How many lines in this data contain the string "note"? Reply with the number only.

────────────────────

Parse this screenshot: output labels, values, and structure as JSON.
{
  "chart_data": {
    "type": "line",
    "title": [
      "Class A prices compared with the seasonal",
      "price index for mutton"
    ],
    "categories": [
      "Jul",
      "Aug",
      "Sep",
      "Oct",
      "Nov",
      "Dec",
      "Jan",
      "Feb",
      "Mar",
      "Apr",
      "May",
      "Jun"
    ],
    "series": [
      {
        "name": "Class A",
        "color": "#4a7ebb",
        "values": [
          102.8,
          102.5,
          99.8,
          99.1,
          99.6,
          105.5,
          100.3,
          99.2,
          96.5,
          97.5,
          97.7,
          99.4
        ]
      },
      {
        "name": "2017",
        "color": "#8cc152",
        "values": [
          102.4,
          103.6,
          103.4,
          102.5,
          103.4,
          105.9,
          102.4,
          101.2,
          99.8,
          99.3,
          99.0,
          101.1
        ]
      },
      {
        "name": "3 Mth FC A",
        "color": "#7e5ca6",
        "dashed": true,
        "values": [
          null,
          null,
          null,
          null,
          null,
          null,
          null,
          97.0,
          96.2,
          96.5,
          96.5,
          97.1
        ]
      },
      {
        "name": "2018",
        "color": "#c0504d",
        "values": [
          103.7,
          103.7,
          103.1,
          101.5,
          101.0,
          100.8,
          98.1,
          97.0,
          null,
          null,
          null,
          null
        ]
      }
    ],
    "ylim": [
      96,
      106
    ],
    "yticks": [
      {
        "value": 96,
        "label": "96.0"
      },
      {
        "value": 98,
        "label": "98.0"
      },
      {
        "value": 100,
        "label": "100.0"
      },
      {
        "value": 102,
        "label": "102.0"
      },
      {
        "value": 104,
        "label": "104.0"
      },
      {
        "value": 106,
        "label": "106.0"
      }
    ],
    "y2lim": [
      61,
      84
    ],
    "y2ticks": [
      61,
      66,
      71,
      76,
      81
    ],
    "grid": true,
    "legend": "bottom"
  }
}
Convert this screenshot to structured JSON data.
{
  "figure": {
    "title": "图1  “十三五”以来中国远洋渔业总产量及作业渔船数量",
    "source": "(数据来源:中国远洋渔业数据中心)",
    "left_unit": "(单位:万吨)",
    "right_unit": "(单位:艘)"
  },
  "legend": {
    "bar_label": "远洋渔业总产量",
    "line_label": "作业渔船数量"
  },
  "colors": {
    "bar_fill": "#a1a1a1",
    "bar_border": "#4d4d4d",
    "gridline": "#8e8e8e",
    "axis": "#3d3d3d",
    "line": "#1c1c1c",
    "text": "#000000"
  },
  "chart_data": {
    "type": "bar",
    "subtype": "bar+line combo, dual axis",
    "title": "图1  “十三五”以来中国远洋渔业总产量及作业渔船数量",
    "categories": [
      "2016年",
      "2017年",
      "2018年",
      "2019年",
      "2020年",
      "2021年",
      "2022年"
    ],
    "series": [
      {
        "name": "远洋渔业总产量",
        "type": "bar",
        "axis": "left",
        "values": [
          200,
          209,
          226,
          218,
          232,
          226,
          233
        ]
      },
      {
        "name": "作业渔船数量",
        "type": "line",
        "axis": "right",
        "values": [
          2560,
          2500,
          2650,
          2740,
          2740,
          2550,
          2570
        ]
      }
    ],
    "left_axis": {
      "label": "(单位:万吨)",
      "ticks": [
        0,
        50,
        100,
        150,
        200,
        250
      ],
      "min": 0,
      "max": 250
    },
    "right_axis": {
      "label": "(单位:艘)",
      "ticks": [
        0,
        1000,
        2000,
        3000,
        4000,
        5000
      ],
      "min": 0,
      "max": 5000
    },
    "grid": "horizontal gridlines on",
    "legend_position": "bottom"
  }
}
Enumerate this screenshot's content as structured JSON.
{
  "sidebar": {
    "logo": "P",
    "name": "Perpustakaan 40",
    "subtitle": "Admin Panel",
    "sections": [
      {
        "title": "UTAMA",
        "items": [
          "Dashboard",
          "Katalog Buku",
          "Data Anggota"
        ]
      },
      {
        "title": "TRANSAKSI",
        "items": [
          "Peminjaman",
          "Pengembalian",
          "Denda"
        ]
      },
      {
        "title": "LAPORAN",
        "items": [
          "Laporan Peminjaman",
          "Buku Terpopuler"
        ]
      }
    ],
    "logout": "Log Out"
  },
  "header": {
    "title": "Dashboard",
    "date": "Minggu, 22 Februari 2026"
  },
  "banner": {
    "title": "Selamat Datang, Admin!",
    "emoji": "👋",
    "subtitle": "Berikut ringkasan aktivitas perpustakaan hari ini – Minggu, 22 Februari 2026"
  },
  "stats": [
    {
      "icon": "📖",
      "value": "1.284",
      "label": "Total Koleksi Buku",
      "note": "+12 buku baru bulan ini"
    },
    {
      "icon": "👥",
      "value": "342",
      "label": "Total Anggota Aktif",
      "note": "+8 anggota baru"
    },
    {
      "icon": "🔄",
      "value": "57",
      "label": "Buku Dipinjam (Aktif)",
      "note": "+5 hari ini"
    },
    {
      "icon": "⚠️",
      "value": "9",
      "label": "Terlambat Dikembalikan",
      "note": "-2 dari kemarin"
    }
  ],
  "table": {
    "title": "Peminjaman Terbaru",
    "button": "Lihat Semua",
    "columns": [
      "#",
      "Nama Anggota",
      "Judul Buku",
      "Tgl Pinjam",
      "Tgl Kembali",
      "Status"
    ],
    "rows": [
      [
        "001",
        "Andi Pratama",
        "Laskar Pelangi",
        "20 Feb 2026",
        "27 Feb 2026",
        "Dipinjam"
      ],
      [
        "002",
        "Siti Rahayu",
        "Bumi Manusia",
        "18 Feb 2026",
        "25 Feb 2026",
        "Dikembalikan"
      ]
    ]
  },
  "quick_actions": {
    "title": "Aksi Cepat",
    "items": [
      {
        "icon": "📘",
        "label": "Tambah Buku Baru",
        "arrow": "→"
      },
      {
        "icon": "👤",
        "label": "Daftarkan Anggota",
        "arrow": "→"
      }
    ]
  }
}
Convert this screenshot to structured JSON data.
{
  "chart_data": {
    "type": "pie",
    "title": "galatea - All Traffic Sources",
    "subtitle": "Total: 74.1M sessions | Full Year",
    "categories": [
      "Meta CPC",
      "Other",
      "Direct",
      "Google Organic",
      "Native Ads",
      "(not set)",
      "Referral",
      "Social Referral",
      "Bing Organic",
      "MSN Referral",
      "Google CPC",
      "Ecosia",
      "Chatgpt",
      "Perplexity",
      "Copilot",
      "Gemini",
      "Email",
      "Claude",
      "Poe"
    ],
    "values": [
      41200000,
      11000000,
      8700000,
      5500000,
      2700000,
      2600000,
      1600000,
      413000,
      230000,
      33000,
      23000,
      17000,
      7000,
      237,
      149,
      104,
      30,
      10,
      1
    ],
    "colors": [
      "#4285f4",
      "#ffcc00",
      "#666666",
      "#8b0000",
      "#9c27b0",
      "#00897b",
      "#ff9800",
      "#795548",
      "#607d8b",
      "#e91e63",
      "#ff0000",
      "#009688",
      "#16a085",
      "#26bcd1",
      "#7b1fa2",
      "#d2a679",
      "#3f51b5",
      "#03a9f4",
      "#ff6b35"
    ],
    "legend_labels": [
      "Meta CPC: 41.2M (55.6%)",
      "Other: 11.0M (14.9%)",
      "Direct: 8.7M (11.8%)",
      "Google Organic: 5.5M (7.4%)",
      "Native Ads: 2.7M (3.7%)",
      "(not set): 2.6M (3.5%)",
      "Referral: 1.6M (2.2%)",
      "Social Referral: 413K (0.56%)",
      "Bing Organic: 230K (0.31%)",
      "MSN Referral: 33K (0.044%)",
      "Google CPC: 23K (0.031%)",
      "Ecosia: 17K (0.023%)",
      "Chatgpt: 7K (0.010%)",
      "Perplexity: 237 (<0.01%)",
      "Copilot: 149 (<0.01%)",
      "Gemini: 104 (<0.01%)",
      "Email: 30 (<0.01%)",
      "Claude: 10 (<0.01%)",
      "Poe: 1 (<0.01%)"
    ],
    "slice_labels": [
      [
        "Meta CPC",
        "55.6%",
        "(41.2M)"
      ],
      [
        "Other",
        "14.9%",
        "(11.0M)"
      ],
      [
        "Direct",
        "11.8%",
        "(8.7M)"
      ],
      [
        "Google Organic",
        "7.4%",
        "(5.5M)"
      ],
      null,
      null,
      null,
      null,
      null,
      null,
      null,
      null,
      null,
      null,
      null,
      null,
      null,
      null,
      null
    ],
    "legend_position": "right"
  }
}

────────────────────

Task result
4